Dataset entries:
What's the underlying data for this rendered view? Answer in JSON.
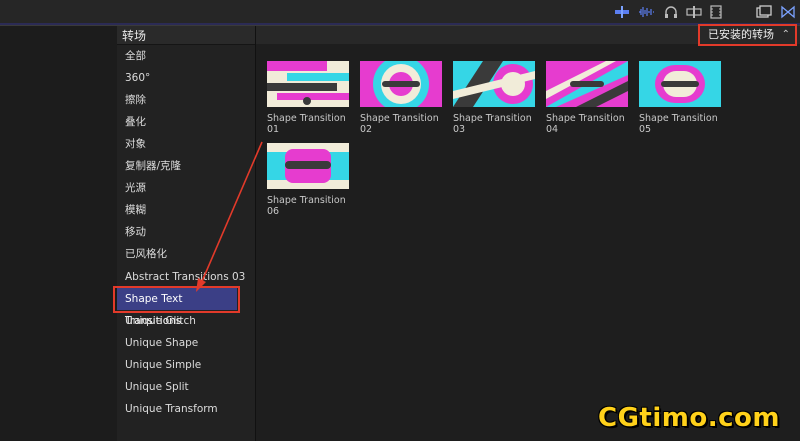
{
  "panel": {
    "title": "转场"
  },
  "installed_dropdown": {
    "label": "已安装的转场",
    "chevron": "⌃⌄"
  },
  "categories": [
    {
      "label": "全部"
    },
    {
      "label": "360°"
    },
    {
      "label": "擦除"
    },
    {
      "label": "叠化"
    },
    {
      "label": "对象"
    },
    {
      "label": "复制器/克隆"
    },
    {
      "label": "光源"
    },
    {
      "label": "模糊"
    },
    {
      "label": "移动"
    },
    {
      "label": "已风格化"
    },
    {
      "label": "Abstract Transitions 03"
    },
    {
      "label": "Shape Text Transitions"
    },
    {
      "label": "Unique Glitch"
    },
    {
      "label": "Unique Shape"
    },
    {
      "label": "Unique Simple"
    },
    {
      "label": "Unique Split"
    },
    {
      "label": "Unique Transform"
    }
  ],
  "selected_category": "Shape Text Transitions",
  "transitions": [
    {
      "name": "Shape Transition",
      "num": "01"
    },
    {
      "name": "Shape Transition",
      "num": "02"
    },
    {
      "name": "Shape Transition",
      "num": "03"
    },
    {
      "name": "Shape Transition",
      "num": "04"
    },
    {
      "name": "Shape Transition",
      "num": "05"
    },
    {
      "name": "Shape Transition",
      "num": "06"
    }
  ],
  "watermark": "CGtimo.com",
  "toolbar_icons": [
    "audio-meter-icon",
    "waveform-icon",
    "headphones-icon",
    "clip-skimming-icon",
    "film-icon",
    "browser-window-icon",
    "inspector-icon"
  ],
  "colors": {
    "accent": "#3b3f86",
    "highlight": "#e23a2a",
    "magenta": "#e63ccf",
    "cyan": "#35d6e6",
    "cream": "#f1ecd9",
    "dark": "#3a3a3a",
    "watermark": "#ffd11a"
  }
}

**What to produce**
Tally up the lines in the records that contain the word "watermark" and give only the total.

**Completed task**
2